■ GOAL
Every line with the string "grid" should be gathered.

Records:
## begin
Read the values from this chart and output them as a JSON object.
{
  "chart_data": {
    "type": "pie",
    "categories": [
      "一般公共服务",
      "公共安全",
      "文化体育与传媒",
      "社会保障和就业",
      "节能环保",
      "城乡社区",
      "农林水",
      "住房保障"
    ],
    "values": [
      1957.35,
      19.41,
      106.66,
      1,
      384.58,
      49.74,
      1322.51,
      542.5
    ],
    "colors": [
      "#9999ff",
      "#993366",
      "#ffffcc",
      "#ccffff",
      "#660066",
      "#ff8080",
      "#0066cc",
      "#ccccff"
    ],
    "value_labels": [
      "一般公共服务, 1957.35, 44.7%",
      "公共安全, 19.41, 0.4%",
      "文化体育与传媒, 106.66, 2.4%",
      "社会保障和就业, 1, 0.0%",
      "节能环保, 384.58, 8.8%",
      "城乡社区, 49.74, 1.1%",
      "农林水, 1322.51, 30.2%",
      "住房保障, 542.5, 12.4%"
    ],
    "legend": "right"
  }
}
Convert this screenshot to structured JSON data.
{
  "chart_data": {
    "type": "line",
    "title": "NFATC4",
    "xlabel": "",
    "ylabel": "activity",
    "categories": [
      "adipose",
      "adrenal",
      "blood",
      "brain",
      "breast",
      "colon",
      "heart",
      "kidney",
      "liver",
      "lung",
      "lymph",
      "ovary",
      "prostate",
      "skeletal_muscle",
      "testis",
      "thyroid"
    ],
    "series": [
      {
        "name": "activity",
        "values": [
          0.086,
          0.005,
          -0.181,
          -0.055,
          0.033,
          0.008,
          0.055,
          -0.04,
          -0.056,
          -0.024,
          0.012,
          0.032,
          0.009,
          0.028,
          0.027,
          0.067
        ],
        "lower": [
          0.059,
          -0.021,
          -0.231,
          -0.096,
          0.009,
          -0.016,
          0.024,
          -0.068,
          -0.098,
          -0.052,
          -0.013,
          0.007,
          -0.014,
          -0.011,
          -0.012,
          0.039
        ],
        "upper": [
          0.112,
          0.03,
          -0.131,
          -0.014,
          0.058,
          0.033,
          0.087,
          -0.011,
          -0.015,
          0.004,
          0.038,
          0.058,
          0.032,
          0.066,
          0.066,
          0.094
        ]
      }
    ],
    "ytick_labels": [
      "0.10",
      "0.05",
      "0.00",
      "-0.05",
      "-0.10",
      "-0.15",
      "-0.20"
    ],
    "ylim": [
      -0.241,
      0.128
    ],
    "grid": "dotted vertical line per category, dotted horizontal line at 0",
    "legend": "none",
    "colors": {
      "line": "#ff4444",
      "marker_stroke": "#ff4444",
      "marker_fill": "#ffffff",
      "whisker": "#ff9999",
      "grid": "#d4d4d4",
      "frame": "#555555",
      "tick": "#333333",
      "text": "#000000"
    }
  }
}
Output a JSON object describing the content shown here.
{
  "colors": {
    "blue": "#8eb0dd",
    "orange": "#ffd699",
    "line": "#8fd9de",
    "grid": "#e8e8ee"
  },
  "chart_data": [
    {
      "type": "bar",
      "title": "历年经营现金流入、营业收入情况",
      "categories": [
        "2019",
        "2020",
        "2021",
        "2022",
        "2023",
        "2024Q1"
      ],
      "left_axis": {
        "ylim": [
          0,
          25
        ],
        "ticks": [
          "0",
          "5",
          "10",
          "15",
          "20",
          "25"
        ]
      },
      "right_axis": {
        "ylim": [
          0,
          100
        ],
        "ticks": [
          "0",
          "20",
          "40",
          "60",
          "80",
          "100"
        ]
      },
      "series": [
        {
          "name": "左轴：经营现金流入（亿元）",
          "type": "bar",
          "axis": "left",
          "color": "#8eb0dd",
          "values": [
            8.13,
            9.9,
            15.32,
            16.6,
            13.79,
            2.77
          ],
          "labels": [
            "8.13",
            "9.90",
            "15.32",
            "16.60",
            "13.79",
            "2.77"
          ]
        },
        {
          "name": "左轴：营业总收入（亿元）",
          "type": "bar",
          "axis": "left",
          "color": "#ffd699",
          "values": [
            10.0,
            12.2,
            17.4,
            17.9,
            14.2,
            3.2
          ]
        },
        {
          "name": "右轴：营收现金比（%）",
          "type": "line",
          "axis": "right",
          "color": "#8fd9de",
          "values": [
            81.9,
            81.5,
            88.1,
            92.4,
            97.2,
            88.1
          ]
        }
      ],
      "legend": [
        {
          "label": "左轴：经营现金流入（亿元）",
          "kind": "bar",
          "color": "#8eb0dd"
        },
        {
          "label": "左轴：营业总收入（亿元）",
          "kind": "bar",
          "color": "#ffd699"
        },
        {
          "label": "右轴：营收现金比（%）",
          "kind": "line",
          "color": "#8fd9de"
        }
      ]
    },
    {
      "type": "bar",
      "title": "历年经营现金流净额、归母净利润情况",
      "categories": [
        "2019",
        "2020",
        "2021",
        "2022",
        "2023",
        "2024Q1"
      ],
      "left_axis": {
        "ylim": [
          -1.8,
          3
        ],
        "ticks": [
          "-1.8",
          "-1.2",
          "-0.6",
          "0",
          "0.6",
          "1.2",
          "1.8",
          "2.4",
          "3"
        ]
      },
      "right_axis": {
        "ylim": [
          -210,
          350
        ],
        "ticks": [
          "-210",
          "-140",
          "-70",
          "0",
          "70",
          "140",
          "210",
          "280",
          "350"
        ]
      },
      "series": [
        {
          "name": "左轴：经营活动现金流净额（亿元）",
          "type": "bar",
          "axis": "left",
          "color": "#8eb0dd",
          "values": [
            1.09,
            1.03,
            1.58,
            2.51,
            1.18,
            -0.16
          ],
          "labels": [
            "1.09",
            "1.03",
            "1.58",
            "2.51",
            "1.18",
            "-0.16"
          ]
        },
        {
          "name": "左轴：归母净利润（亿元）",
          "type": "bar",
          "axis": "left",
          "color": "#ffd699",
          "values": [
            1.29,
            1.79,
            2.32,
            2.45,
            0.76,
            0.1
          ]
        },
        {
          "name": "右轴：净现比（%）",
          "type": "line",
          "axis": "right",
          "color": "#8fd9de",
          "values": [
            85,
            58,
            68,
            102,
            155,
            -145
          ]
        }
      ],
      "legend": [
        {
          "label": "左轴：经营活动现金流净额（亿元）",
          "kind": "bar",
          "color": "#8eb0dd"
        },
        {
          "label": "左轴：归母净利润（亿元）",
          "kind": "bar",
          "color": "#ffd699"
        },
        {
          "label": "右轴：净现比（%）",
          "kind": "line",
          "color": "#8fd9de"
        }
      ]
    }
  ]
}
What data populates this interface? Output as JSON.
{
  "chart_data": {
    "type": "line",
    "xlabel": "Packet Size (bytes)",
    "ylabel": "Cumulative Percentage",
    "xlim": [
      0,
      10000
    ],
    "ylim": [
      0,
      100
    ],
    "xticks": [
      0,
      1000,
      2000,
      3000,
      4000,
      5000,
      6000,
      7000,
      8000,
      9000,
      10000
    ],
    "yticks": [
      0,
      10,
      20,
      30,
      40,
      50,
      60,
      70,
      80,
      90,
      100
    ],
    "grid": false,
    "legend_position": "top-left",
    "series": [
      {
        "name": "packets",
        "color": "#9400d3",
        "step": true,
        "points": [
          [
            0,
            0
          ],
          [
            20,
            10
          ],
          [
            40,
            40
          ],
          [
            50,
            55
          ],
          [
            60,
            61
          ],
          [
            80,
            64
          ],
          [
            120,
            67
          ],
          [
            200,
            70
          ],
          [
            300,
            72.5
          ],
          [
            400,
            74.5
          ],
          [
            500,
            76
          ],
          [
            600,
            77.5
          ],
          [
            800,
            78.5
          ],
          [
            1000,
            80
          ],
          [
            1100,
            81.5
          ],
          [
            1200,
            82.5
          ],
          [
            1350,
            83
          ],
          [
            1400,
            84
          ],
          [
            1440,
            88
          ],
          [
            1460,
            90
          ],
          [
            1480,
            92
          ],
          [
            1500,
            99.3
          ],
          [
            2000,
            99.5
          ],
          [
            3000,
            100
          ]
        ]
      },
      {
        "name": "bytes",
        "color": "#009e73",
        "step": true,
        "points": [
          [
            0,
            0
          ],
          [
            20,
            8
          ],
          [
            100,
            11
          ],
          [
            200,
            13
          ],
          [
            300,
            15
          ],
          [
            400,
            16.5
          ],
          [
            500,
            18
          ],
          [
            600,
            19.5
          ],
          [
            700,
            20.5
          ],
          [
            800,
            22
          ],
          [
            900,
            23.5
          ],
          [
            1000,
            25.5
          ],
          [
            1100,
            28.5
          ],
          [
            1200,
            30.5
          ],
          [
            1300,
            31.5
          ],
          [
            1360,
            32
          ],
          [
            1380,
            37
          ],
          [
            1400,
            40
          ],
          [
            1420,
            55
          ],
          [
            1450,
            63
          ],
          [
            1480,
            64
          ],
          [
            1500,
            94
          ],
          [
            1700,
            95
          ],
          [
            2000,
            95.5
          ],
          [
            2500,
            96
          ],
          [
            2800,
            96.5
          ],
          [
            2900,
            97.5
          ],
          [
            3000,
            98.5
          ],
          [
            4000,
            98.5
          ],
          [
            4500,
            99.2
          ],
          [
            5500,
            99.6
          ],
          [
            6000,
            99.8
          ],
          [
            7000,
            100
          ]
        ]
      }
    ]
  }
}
## end
■ TASK SOLUTION
    "grid": "dotted vertical line per category, dotted horizontal line at 0",
      "grid": "#d4d4d4",
    "grid": "#e8e8ee"
    "grid": false,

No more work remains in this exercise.